TASK ITEM:
Each line in the entries below that contains the word "Amplier" counts once. Report how many there are and nothing more.

MATERIAL PROVIDED:
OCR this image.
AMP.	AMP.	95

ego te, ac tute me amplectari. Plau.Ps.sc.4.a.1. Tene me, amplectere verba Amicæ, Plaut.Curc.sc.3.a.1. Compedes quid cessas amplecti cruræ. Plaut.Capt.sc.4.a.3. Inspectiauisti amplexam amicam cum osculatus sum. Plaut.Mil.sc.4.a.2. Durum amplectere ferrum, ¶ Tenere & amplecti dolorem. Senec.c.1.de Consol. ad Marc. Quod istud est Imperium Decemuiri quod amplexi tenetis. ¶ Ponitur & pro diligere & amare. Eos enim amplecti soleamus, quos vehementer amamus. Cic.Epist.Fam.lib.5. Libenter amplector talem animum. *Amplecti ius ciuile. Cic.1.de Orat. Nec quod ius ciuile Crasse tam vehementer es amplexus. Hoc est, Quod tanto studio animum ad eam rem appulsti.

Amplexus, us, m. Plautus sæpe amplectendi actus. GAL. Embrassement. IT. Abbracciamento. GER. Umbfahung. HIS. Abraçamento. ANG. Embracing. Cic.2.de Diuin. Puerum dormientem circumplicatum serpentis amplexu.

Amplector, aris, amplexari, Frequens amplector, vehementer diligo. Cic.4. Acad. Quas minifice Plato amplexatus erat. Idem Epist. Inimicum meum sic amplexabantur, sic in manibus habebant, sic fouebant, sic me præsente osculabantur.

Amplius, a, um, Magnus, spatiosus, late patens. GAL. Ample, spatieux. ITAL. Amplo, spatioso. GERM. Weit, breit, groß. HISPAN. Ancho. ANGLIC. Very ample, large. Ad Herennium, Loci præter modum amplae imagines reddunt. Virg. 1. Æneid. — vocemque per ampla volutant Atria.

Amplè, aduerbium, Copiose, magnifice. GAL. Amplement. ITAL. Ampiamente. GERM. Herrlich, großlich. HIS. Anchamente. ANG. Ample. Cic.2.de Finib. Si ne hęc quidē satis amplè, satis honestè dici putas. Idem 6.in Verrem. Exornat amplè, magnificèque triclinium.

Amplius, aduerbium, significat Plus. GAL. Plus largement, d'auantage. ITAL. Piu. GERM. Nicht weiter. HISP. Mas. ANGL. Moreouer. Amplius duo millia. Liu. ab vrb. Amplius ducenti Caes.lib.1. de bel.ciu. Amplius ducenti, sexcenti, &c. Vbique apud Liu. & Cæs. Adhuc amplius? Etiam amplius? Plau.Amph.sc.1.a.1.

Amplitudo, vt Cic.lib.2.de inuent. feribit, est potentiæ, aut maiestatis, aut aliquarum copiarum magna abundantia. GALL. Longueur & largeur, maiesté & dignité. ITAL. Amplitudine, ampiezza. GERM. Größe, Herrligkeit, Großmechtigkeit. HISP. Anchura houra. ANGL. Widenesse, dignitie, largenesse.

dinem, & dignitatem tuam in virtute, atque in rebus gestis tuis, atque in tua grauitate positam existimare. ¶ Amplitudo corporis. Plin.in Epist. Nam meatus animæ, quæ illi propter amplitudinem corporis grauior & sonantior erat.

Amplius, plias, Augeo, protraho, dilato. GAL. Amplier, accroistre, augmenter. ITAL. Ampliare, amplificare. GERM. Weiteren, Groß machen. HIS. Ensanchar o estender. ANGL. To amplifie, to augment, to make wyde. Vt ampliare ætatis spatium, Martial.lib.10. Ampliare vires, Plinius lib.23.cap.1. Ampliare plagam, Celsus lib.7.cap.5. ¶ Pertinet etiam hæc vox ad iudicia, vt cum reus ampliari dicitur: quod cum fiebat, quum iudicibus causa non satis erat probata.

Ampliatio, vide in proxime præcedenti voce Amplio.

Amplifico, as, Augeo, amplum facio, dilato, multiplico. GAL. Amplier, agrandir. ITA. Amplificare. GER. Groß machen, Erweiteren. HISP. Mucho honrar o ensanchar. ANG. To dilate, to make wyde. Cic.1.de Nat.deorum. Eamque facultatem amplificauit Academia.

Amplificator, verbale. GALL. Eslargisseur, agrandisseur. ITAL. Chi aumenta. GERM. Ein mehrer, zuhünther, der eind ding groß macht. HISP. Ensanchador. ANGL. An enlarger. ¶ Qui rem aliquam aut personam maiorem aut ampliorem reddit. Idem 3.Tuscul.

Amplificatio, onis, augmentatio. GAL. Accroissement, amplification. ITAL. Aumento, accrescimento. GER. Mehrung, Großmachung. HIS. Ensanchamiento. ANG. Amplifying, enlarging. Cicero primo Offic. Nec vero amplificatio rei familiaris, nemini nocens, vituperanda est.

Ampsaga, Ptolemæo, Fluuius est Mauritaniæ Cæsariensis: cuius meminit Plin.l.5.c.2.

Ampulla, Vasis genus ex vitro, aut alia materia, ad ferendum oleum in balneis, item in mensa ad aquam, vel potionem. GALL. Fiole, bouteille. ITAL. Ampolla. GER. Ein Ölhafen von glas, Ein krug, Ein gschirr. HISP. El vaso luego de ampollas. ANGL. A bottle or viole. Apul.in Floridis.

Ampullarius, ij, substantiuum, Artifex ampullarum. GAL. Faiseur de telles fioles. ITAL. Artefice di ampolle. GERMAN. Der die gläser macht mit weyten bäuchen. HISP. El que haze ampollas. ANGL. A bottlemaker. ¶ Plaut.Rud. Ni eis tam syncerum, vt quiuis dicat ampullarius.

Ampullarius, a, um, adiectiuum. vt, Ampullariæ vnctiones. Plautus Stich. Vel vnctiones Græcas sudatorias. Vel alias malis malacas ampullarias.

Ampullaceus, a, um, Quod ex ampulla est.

REPLY:
2